Lines that include the word "this" are the ones to copy.

Entries with figure data:
** Begin **

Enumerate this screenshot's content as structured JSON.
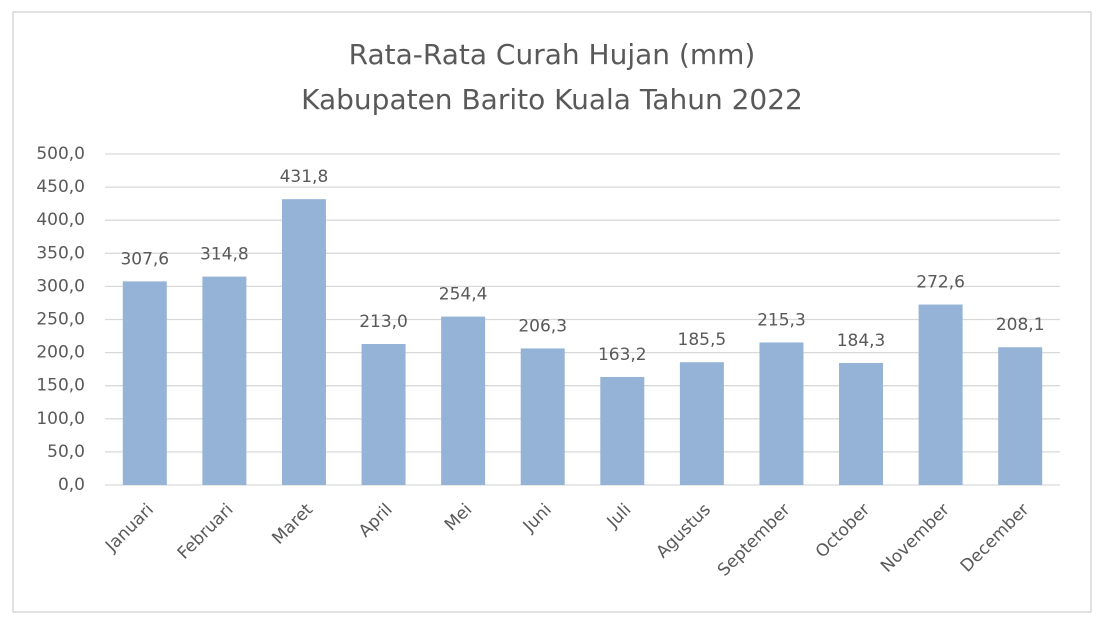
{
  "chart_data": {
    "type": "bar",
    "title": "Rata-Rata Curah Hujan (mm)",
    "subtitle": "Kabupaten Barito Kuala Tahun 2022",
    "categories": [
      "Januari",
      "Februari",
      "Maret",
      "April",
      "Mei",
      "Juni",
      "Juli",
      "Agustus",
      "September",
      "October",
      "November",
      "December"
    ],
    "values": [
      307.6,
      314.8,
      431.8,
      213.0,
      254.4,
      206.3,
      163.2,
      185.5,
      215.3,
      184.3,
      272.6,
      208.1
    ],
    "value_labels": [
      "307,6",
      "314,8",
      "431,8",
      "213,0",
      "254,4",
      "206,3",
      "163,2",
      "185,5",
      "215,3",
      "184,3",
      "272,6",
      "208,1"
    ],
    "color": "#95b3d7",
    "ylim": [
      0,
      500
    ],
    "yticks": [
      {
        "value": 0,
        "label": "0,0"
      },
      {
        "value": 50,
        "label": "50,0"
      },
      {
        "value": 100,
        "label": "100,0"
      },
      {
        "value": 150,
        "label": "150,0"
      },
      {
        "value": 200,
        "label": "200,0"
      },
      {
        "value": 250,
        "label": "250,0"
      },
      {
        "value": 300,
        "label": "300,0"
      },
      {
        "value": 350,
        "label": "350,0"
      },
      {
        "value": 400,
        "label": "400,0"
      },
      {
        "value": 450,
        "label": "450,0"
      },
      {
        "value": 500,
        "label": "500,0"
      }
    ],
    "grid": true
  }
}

** End **
** Begin **

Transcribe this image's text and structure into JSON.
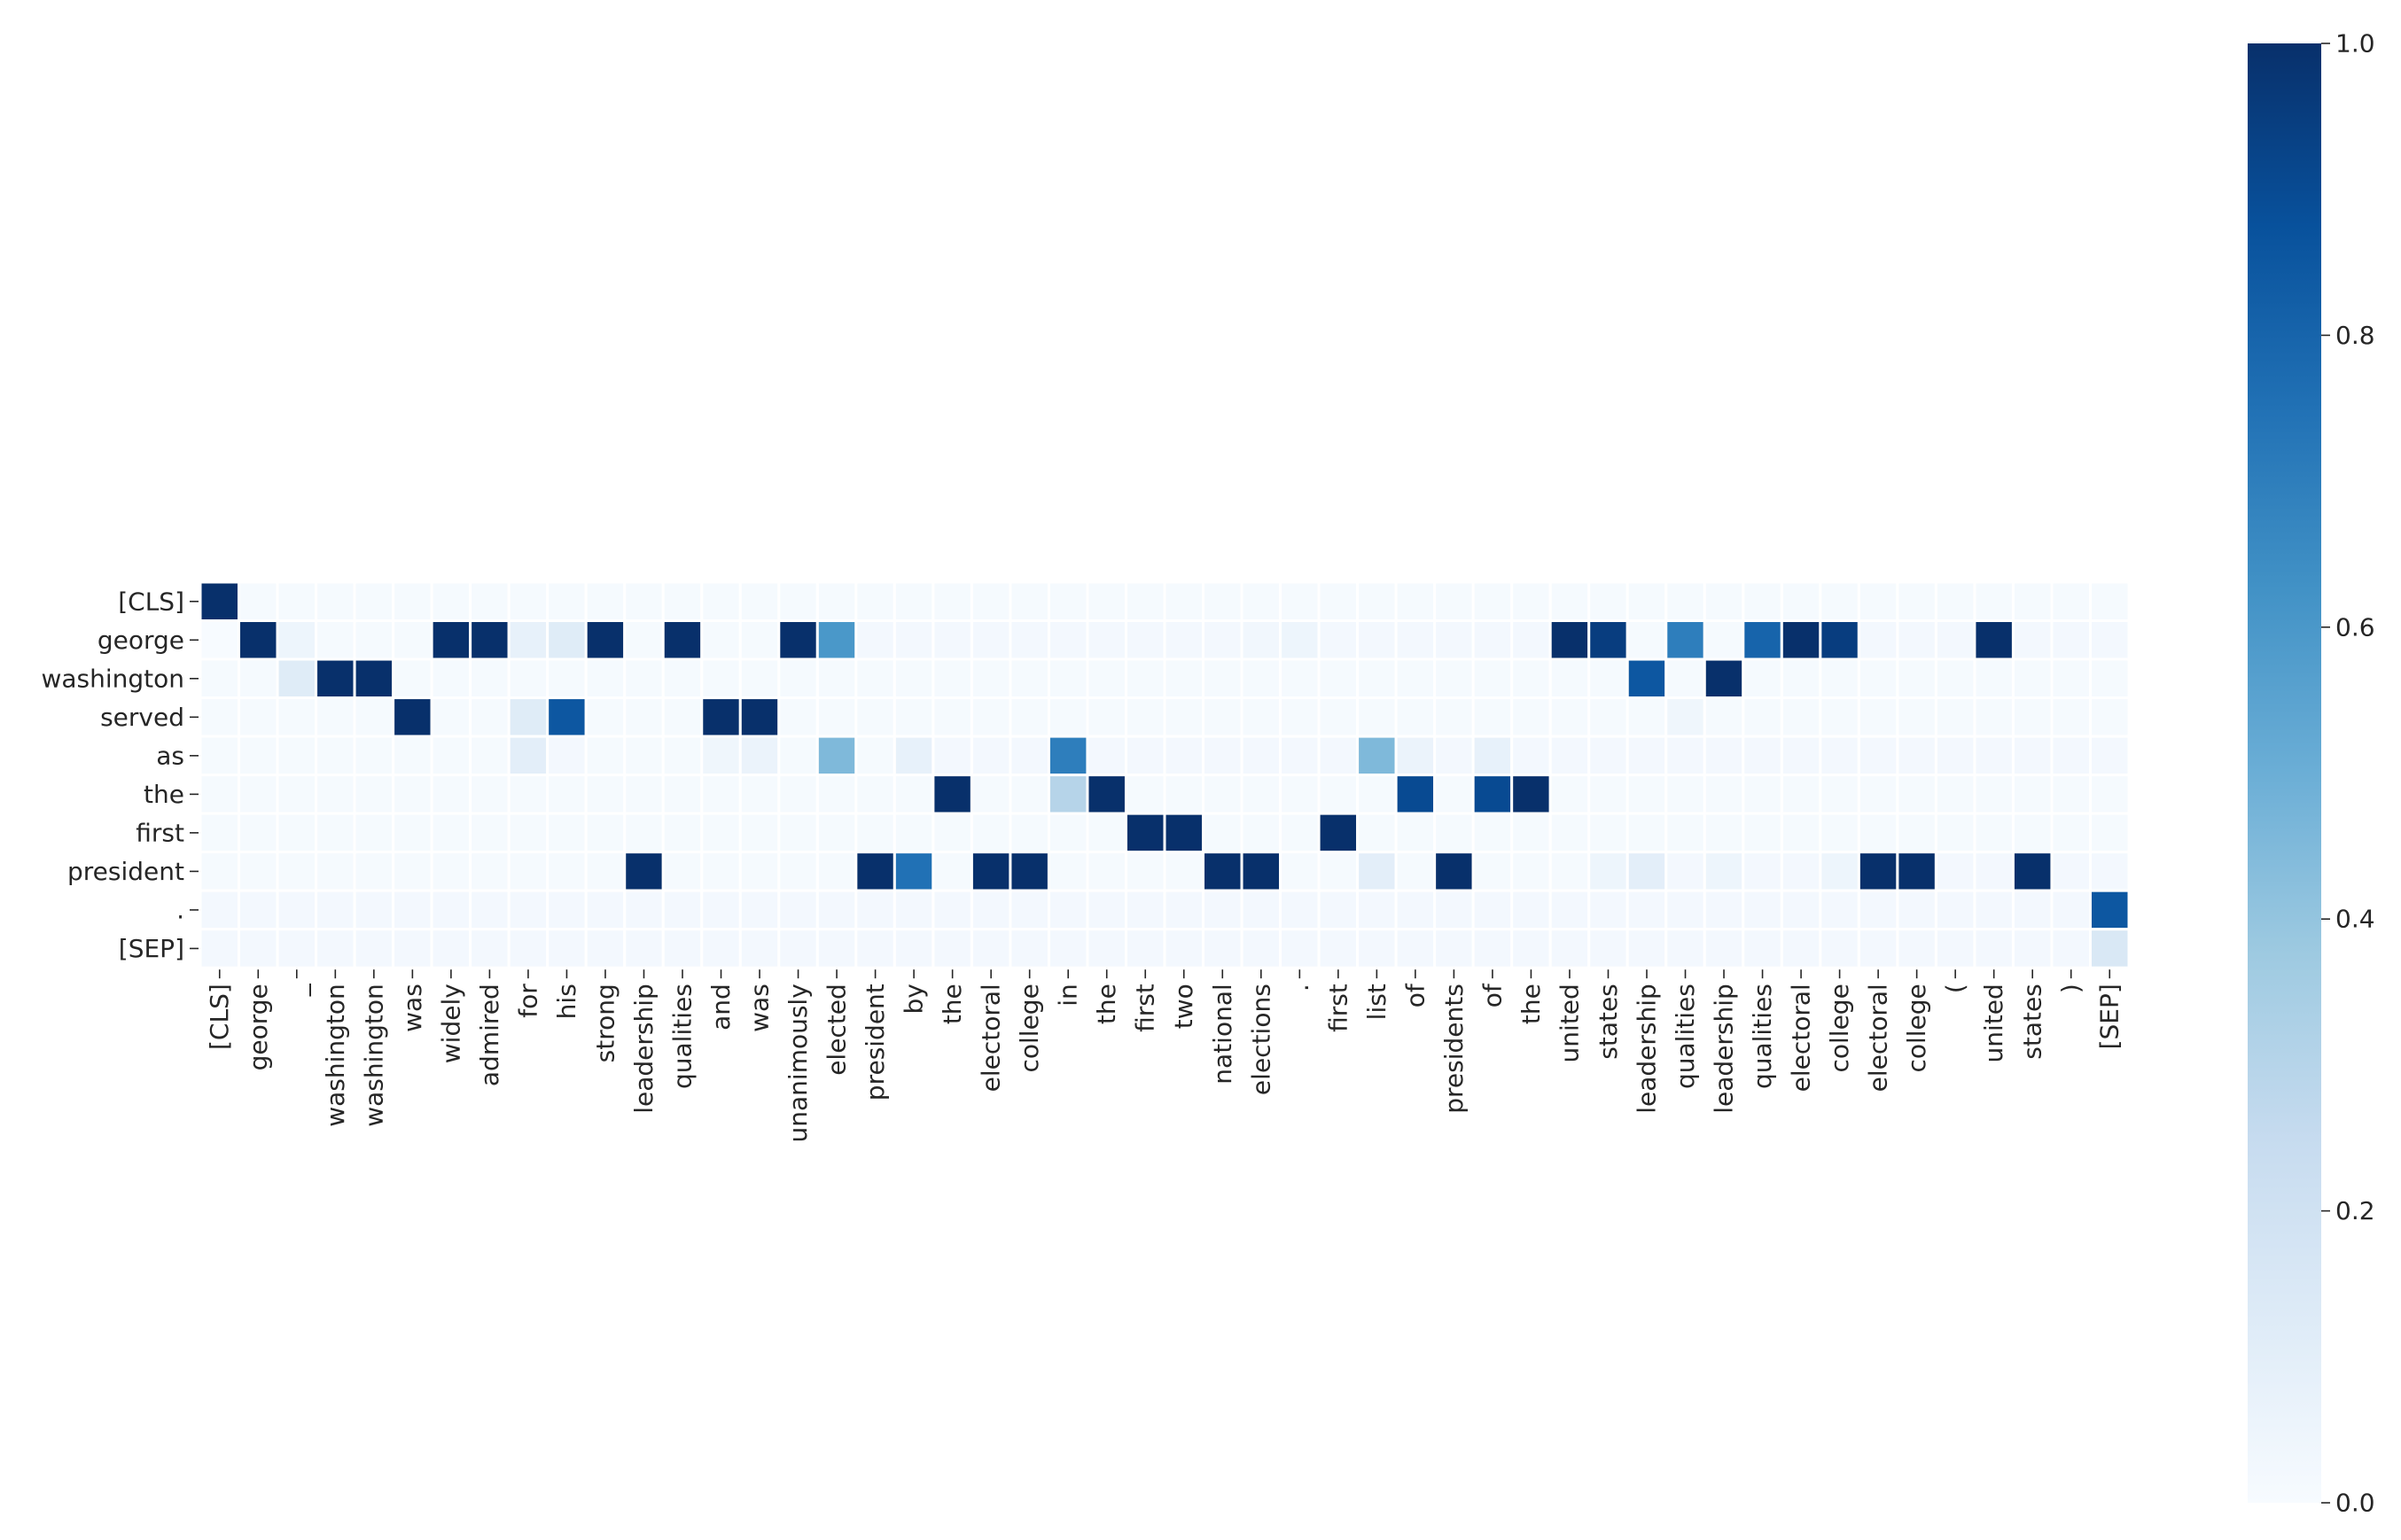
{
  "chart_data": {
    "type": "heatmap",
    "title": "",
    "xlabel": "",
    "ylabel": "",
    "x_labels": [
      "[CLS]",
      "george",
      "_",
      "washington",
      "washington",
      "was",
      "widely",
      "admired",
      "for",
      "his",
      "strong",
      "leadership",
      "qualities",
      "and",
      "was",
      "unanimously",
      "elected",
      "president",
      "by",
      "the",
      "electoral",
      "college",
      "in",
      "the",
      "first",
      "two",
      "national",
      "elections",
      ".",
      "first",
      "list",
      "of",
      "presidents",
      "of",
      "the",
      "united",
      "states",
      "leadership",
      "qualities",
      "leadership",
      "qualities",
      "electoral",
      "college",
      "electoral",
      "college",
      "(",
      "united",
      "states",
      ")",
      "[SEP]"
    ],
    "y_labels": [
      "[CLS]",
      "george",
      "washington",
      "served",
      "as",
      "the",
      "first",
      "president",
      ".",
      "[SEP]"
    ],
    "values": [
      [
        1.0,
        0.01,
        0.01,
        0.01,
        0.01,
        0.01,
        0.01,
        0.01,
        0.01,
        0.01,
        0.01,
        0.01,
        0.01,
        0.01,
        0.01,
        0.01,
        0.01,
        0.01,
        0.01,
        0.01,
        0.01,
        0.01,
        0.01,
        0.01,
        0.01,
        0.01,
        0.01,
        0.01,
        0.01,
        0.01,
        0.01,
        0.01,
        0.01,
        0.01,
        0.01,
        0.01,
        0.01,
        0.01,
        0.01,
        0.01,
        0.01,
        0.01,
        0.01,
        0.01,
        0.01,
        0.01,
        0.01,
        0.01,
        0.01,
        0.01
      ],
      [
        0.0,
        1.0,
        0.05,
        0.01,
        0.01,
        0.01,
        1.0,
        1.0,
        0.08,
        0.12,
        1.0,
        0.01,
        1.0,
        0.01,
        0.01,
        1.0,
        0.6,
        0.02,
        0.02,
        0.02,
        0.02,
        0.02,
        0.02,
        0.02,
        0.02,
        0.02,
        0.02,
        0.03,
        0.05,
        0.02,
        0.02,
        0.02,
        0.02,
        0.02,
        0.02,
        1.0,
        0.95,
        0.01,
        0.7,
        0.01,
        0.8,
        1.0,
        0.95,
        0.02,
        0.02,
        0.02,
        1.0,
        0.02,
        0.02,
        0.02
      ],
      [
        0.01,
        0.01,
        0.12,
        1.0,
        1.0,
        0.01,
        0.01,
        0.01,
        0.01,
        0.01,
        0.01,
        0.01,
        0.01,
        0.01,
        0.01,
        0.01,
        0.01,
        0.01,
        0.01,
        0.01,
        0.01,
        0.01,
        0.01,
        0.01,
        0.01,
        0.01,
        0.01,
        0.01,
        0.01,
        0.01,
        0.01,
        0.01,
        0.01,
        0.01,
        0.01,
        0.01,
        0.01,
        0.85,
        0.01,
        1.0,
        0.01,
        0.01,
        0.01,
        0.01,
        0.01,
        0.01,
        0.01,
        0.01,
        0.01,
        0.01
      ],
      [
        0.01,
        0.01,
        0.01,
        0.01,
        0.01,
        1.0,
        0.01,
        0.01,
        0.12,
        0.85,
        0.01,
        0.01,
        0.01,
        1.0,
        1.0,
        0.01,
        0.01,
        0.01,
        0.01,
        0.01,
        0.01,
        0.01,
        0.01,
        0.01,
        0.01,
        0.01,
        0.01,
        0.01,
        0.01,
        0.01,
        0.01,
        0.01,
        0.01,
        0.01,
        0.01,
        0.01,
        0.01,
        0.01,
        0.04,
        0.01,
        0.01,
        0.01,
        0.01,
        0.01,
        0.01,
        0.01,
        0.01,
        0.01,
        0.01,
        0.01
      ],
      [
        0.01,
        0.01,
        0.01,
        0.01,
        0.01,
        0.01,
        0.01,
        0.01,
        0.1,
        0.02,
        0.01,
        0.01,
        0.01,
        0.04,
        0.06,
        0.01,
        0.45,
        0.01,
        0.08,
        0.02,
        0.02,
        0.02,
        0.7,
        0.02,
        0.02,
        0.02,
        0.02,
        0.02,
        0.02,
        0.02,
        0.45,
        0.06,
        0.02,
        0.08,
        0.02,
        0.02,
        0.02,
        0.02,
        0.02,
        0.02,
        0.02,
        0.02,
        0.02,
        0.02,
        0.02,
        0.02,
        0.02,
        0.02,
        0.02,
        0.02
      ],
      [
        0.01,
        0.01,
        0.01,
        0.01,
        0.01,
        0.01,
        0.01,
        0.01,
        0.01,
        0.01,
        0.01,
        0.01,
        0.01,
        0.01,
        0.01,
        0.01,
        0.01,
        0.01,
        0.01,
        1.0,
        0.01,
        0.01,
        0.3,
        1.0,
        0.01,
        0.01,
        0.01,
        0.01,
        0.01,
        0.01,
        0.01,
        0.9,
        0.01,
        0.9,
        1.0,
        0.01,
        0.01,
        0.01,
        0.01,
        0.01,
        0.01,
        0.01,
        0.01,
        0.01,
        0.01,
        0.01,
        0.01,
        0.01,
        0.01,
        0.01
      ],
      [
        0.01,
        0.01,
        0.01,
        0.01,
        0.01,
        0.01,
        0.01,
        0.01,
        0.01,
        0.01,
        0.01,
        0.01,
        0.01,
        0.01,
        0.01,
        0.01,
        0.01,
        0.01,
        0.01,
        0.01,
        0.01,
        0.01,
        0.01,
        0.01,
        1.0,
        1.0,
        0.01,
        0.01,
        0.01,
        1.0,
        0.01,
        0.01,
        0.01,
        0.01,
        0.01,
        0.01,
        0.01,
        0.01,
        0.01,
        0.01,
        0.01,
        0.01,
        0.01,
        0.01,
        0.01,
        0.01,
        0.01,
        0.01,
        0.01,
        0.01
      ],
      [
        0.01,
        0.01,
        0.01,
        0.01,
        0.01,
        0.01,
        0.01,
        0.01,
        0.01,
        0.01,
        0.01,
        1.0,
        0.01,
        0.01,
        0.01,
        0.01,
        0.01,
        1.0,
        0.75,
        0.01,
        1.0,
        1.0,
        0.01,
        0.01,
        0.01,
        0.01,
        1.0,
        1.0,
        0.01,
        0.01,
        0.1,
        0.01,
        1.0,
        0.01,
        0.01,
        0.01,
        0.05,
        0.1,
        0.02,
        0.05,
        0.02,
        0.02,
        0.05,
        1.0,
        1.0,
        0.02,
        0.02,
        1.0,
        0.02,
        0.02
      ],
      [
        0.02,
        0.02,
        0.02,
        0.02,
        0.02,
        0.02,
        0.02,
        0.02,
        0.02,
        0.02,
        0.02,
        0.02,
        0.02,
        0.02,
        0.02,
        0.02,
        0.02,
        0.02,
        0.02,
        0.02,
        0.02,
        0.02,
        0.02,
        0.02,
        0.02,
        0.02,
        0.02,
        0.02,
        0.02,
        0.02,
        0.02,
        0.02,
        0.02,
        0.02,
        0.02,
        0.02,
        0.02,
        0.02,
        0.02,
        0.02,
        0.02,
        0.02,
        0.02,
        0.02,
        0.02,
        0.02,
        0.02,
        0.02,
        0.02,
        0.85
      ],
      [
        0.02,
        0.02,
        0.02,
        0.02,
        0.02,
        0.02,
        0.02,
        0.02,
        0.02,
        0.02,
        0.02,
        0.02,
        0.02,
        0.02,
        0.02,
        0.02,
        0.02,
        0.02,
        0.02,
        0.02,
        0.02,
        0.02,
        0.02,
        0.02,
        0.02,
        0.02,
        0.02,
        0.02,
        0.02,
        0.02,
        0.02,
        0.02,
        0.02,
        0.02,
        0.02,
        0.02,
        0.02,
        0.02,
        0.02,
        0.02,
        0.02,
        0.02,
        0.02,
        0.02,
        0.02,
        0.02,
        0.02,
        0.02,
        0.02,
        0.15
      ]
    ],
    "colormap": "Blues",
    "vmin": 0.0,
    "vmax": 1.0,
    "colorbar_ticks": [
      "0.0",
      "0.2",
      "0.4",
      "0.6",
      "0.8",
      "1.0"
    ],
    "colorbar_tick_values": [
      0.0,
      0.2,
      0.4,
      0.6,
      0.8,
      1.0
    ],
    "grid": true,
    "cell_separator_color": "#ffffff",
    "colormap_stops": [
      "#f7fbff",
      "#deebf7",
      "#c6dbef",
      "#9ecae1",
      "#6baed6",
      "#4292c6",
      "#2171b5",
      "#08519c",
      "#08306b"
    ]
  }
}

** End **

:: CORRECT RESPONSE ::
Enumerate this screenshot's content as structured JSON.
Transcribe this image's text and structure into JSON.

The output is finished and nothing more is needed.